### To be done
List each line of the data that holds the word "Ella".

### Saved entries
* * * * * * *

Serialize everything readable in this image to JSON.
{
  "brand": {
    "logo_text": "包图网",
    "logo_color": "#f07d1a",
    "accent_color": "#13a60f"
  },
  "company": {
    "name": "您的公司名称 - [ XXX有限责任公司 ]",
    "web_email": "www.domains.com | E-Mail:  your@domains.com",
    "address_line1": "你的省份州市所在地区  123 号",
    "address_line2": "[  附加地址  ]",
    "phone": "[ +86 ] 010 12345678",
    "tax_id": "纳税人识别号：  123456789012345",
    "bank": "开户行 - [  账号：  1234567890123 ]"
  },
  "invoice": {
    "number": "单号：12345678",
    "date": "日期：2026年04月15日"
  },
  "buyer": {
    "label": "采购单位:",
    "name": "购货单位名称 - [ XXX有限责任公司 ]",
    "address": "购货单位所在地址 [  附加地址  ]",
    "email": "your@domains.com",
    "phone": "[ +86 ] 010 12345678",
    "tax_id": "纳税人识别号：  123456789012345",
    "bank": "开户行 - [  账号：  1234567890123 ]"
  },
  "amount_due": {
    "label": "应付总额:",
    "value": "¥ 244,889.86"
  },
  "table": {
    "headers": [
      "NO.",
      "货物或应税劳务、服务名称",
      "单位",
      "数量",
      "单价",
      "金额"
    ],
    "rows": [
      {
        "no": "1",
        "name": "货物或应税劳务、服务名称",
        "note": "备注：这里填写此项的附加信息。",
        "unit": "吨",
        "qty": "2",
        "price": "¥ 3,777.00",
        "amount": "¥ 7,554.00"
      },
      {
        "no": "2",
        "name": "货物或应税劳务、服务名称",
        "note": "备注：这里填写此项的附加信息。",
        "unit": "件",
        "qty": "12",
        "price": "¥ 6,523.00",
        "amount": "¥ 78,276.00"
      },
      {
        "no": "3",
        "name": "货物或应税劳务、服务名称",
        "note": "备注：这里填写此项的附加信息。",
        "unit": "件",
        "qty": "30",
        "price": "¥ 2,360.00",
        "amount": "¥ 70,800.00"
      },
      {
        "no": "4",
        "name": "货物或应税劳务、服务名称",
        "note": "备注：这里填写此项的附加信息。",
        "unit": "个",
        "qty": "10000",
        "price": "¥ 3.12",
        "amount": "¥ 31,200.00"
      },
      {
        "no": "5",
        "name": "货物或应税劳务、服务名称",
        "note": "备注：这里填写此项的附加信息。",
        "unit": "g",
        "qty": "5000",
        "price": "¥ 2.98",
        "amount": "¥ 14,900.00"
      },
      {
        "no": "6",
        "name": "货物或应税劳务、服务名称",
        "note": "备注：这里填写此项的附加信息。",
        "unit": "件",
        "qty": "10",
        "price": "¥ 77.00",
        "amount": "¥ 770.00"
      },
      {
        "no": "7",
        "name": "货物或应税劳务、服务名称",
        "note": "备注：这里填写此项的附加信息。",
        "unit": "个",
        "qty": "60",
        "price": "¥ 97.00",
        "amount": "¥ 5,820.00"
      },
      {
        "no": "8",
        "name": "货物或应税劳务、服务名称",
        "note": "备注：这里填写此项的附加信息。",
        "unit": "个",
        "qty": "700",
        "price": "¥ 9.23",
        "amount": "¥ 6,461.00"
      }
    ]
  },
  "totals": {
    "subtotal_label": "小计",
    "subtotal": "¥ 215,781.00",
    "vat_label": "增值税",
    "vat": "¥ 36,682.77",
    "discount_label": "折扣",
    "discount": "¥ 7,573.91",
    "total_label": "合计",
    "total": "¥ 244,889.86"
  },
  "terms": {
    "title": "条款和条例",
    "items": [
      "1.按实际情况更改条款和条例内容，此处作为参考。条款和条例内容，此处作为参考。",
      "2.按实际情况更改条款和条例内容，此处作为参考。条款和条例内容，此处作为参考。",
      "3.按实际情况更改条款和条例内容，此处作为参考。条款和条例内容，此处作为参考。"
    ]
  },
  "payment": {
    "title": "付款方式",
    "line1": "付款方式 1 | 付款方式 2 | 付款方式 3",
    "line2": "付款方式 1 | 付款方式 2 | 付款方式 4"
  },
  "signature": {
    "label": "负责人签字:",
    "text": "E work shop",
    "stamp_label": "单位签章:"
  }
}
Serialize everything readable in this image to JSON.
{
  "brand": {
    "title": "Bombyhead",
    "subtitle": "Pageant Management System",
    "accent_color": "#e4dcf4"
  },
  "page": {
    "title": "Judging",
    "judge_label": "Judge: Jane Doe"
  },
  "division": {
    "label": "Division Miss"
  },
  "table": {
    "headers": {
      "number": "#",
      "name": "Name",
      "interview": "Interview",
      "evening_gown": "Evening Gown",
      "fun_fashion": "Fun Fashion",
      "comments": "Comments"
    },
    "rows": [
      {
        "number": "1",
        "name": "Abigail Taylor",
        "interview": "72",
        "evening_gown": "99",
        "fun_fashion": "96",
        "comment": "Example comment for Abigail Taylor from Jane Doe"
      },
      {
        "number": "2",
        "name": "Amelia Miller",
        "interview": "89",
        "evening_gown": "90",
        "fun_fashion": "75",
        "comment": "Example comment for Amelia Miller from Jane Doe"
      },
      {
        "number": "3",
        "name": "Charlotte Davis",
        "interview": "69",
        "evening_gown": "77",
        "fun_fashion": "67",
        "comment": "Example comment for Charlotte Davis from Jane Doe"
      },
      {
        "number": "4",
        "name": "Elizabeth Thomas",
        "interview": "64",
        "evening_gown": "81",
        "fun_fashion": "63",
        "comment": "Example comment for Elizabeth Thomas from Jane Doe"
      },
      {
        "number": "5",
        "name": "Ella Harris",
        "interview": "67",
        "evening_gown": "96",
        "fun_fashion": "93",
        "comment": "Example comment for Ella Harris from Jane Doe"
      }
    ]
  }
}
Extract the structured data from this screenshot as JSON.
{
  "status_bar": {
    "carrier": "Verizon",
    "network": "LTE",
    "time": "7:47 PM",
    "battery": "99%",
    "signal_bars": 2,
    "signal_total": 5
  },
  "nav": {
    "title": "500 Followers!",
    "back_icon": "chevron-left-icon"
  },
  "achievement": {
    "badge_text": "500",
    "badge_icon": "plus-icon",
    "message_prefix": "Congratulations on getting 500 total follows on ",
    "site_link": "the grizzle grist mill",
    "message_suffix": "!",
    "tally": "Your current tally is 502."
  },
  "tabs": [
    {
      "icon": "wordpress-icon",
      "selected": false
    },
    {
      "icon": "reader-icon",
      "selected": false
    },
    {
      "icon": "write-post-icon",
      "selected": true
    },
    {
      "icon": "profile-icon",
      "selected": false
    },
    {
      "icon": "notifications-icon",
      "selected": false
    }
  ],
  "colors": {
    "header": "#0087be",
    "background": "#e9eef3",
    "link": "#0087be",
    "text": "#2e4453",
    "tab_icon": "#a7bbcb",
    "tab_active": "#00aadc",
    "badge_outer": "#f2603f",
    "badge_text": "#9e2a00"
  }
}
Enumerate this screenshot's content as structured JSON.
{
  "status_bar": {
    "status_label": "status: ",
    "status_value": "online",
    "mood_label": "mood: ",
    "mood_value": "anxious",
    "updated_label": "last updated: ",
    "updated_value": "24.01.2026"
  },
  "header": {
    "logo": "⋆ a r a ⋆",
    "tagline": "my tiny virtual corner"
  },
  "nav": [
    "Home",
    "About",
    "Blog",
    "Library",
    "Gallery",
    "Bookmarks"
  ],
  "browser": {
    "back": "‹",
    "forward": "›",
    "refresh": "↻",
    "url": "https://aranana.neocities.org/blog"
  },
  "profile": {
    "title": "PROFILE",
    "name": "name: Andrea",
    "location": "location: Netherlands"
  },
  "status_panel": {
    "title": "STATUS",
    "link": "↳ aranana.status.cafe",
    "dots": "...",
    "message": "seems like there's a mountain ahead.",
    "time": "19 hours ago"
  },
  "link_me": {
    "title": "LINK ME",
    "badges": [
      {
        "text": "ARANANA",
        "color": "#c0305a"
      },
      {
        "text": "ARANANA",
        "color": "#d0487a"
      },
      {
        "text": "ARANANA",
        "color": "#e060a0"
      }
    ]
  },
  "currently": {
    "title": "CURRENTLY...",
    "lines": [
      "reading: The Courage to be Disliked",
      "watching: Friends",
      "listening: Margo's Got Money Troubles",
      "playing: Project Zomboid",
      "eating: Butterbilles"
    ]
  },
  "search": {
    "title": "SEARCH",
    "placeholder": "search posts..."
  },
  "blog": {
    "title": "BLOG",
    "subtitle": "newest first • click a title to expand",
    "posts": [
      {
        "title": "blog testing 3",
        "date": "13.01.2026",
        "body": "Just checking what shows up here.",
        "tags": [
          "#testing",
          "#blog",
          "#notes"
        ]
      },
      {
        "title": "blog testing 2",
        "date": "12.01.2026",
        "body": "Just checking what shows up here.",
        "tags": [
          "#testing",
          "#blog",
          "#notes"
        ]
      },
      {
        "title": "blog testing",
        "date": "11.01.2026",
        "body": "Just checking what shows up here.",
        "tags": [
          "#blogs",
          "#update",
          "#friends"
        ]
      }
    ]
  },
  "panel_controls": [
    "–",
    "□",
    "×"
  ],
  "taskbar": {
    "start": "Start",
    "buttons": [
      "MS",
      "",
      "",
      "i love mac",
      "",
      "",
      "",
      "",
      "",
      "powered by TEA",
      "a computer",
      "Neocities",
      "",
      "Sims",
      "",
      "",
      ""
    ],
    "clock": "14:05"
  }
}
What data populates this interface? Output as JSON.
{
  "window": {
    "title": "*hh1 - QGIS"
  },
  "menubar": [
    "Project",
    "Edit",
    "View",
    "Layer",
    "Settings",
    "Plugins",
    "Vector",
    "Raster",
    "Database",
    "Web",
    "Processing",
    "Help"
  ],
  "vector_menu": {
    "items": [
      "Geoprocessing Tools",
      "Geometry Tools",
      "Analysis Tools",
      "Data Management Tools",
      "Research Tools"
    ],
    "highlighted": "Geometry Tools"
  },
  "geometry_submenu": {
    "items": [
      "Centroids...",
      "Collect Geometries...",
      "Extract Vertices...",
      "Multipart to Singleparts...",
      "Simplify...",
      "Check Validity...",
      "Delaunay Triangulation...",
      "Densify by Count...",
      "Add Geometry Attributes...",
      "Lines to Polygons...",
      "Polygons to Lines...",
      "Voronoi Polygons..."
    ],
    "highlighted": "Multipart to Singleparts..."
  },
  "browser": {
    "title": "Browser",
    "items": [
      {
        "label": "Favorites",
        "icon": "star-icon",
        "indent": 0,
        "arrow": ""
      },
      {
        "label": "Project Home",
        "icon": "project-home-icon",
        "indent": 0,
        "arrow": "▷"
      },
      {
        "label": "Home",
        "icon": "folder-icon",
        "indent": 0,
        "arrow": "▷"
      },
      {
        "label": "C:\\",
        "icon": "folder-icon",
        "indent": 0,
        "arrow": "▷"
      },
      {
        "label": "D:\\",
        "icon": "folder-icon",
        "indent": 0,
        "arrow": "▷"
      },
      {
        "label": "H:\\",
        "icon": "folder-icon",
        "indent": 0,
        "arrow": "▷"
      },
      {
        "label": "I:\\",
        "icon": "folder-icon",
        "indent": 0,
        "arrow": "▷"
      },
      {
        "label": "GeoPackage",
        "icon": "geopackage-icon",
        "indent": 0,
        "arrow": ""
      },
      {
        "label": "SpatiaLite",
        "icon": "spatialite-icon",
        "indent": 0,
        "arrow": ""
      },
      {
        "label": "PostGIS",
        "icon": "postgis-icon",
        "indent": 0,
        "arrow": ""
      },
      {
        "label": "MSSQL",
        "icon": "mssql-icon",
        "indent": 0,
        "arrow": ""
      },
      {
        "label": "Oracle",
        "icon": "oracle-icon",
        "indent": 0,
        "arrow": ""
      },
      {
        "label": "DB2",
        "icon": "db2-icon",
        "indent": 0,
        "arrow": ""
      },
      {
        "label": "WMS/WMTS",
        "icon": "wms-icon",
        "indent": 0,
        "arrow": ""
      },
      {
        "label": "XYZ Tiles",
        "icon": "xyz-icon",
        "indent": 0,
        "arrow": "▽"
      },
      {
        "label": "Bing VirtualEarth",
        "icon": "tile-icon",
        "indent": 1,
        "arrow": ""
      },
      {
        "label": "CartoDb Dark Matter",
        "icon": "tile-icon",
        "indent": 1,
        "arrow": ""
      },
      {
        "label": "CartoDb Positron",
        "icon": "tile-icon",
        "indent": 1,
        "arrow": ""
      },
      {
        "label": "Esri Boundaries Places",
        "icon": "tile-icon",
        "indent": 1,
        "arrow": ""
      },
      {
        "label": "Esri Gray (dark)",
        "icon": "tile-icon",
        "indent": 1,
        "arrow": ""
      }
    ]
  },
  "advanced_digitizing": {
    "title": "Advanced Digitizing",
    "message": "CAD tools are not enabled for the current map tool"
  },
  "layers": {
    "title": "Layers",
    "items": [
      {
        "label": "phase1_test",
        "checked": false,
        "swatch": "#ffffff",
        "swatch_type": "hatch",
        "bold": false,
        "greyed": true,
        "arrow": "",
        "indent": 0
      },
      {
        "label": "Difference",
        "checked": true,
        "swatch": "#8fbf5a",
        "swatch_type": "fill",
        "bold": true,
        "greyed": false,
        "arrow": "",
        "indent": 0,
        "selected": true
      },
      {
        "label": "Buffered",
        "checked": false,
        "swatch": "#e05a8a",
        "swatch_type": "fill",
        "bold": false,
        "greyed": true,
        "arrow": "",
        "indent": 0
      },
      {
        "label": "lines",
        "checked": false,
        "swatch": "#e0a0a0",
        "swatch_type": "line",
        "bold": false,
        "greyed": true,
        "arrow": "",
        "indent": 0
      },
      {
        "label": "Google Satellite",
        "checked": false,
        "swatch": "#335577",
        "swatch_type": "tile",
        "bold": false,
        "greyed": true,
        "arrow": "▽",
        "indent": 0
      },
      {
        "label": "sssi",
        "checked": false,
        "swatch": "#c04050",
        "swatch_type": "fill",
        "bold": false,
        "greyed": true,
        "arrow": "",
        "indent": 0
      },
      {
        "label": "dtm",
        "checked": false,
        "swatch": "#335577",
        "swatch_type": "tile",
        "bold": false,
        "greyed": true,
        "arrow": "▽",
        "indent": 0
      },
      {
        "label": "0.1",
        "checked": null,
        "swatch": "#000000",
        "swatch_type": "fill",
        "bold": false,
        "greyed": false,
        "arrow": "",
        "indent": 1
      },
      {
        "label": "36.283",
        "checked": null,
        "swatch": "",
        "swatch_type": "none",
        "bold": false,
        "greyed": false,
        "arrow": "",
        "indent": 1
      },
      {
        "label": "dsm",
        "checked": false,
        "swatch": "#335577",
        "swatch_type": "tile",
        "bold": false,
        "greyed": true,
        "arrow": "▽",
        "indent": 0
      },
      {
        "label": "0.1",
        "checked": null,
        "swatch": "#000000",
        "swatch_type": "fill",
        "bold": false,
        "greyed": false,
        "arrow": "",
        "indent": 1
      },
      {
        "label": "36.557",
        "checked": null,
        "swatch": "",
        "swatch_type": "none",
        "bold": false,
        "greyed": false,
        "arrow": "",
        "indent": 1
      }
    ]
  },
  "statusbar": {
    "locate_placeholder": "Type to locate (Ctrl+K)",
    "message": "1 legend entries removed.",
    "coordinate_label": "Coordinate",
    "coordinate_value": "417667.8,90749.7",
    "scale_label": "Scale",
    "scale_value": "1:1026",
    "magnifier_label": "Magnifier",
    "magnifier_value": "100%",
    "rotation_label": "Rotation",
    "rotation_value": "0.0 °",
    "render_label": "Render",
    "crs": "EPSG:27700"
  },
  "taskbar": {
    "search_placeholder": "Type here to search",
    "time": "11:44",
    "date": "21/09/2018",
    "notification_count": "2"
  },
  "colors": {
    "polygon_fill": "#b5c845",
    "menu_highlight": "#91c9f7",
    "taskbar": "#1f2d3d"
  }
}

* * * * * * *

### Exercise response
        "name": "Ella Harris",
        "comment": "Example comment for Ella Harris from Jane Doe"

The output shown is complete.